### Description of the task
Wherever the word "atau" shows up in a line, please copy that line.

### Information provided
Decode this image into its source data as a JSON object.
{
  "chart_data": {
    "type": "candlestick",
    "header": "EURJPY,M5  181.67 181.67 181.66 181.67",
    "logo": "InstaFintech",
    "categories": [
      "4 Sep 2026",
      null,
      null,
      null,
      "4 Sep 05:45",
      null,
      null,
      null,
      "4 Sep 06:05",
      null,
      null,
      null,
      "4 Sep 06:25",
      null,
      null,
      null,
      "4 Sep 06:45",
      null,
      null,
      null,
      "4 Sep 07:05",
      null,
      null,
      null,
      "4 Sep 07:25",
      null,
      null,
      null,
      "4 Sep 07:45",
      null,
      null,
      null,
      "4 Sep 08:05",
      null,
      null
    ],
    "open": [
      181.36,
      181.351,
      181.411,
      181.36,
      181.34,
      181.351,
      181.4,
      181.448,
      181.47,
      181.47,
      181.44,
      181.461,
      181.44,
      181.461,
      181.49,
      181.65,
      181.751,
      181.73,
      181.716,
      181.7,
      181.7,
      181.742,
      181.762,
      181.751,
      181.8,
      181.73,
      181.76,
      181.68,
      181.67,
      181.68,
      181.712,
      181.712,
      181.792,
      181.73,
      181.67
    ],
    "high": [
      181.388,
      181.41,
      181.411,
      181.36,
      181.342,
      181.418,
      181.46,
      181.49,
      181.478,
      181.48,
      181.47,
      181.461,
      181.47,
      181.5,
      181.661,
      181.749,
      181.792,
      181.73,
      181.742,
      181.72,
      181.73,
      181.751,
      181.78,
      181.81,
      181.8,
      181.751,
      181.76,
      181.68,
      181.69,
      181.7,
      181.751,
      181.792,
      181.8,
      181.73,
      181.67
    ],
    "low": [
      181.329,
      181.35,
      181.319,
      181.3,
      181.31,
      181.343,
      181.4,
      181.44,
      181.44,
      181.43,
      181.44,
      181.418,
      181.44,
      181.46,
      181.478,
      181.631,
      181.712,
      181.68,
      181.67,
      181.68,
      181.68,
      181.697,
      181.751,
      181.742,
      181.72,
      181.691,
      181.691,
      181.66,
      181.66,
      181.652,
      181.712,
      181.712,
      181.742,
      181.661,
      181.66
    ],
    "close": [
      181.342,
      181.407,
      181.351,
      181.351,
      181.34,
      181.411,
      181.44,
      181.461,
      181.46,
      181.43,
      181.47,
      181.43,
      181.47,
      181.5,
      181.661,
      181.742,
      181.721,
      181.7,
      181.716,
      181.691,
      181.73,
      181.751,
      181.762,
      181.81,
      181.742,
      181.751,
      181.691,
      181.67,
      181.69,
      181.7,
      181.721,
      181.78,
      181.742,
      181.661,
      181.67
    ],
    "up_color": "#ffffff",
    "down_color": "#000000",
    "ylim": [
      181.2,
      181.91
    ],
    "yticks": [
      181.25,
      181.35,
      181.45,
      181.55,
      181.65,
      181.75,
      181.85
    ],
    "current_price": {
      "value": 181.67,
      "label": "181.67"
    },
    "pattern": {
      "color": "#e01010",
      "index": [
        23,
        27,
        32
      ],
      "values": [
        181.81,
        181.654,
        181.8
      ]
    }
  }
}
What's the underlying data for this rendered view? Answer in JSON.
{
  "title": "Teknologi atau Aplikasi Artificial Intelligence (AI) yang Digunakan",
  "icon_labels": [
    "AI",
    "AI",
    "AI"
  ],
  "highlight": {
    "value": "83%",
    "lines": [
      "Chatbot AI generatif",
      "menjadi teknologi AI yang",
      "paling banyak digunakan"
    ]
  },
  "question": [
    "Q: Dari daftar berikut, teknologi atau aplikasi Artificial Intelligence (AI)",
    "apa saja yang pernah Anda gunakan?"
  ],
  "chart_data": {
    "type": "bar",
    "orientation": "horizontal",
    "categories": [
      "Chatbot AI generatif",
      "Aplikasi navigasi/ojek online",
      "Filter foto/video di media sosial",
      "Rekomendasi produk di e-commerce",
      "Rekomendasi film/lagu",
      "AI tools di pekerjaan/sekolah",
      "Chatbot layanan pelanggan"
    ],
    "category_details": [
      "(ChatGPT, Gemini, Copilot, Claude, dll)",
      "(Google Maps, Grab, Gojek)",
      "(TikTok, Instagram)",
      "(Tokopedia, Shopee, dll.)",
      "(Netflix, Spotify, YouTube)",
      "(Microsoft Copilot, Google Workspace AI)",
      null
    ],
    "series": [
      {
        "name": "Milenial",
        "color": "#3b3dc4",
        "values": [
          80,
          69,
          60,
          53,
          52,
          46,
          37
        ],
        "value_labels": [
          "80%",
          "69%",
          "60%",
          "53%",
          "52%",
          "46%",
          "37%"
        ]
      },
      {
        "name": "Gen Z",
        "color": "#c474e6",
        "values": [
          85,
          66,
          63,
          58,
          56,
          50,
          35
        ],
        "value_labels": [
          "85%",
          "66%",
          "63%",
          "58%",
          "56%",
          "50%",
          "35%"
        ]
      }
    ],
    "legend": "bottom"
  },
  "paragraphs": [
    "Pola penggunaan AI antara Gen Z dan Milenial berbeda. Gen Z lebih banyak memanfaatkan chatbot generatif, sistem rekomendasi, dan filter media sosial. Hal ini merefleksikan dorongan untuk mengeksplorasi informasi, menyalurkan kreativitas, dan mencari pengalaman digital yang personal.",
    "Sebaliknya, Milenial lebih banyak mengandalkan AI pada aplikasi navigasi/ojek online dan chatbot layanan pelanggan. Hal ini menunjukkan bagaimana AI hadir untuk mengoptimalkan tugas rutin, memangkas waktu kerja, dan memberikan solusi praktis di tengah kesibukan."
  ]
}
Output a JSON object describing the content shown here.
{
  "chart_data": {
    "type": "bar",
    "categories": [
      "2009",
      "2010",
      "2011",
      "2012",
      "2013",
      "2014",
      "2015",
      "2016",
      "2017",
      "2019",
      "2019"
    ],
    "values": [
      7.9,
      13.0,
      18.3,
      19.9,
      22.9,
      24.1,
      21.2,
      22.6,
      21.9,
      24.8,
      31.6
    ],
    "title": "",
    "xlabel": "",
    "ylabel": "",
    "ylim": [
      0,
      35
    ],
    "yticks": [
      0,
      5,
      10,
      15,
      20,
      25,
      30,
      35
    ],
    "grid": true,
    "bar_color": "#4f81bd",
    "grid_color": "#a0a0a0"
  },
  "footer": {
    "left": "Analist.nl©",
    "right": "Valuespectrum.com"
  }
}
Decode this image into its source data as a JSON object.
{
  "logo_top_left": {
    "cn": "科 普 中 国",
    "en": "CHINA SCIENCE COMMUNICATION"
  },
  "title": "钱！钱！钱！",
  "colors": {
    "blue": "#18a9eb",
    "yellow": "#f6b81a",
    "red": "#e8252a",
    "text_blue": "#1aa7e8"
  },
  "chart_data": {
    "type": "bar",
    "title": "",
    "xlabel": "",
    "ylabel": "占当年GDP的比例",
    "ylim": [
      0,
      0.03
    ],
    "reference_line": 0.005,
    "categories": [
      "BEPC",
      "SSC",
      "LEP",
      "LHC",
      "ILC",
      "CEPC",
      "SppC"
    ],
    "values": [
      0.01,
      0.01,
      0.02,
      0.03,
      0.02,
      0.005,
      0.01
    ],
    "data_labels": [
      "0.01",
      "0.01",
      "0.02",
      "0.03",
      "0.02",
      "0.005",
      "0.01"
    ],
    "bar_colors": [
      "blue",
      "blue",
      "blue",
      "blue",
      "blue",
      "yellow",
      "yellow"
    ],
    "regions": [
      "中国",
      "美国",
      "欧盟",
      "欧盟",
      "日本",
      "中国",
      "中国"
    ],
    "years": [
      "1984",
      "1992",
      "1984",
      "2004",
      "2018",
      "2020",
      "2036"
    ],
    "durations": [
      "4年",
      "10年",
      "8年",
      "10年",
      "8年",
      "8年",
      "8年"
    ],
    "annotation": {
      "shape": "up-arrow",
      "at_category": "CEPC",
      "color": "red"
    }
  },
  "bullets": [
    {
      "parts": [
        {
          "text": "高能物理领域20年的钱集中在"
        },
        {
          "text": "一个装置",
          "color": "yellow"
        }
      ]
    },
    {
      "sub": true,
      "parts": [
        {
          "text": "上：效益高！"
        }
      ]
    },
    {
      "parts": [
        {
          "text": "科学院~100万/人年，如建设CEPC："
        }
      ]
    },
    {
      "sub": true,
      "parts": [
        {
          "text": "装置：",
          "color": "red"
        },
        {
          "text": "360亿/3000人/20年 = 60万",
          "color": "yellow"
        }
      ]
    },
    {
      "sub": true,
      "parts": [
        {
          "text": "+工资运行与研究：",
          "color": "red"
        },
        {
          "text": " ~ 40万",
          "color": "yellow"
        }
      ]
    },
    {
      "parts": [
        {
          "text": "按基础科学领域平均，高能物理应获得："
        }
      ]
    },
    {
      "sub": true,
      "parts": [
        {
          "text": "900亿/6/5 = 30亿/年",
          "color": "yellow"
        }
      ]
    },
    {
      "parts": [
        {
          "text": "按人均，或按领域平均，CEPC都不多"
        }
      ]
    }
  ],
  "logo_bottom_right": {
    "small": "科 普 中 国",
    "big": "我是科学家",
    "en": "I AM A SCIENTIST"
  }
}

### Correct result
  "title": "Teknologi atau Aplikasi Artificial Intelligence (AI) yang Digunakan",
    "Q: Dari daftar berikut, teknologi atau aplikasi Artificial Intelligence (AI)",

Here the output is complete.